*Exercise*. Each entry must be reproduced precisely as it stands.
===
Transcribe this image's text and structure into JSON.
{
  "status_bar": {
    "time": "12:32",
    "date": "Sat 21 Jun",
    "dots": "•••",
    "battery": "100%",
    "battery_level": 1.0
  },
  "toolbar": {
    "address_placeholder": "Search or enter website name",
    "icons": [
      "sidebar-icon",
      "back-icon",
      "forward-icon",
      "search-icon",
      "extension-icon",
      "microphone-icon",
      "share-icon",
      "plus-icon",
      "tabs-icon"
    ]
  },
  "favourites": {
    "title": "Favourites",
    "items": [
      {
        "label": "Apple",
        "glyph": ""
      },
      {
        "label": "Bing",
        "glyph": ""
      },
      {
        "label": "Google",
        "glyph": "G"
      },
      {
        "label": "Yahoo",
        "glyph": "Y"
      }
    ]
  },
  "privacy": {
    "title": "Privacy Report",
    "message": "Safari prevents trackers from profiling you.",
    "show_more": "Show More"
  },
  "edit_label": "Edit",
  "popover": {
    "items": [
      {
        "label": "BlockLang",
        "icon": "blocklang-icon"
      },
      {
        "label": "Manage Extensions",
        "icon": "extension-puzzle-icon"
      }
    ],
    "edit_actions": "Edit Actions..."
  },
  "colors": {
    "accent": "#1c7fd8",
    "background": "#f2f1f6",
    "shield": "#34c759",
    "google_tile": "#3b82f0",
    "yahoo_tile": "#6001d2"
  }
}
===
*The completed task*.
Transcribe this image's text and structure into JSON.
{
  "status_bar": {
    "time": "12:32",
    "date": "Sat 21 Jun",
    "dots": "•••",
    "battery": "100%",
    "battery_level": 1.0
  },
  "toolbar": {
    "address_placeholder": "Search or enter website name",
    "icons": [
      "sidebar-icon",
      "back-icon",
      "forward-icon",
      "search-icon",
      "extension-icon",
      "microphone-icon",
      "share-icon",
      "plus-icon",
      "tabs-icon"
    ]
  },
  "favourites": {
    "title": "Favourites",
    "items": [
      {
        "label": "Apple",
        "glyph": ""
      },
      {
        "label": "Bing",
        "glyph": ""
      },
      {
        "label": "Google",
        "glyph": "G"
      },
      {
        "label": "Yahoo",
        "glyph": "Y"
      }
    ]
  },
  "privacy": {
    "title": "Privacy Report",
    "message": "Safari prevents trackers from profiling you.",
    "show_more": "Show More"
  },
  "edit_label": "Edit",
  "popover": {
    "items": [
      {
        "label": "BlockLang",
        "icon": "blocklang-icon"
      },
      {
        "label": "Manage Extensions",
        "icon": "extension-puzzle-icon"
      }
    ],
    "edit_actions": "Edit Actions..."
  },
  "colors": {
    "accent": "#1c7fd8",
    "background": "#f2f1f6",
    "shield": "#34c759",
    "google_tile": "#3b82f0",
    "yahoo_tile": "#6001d2"
  }
}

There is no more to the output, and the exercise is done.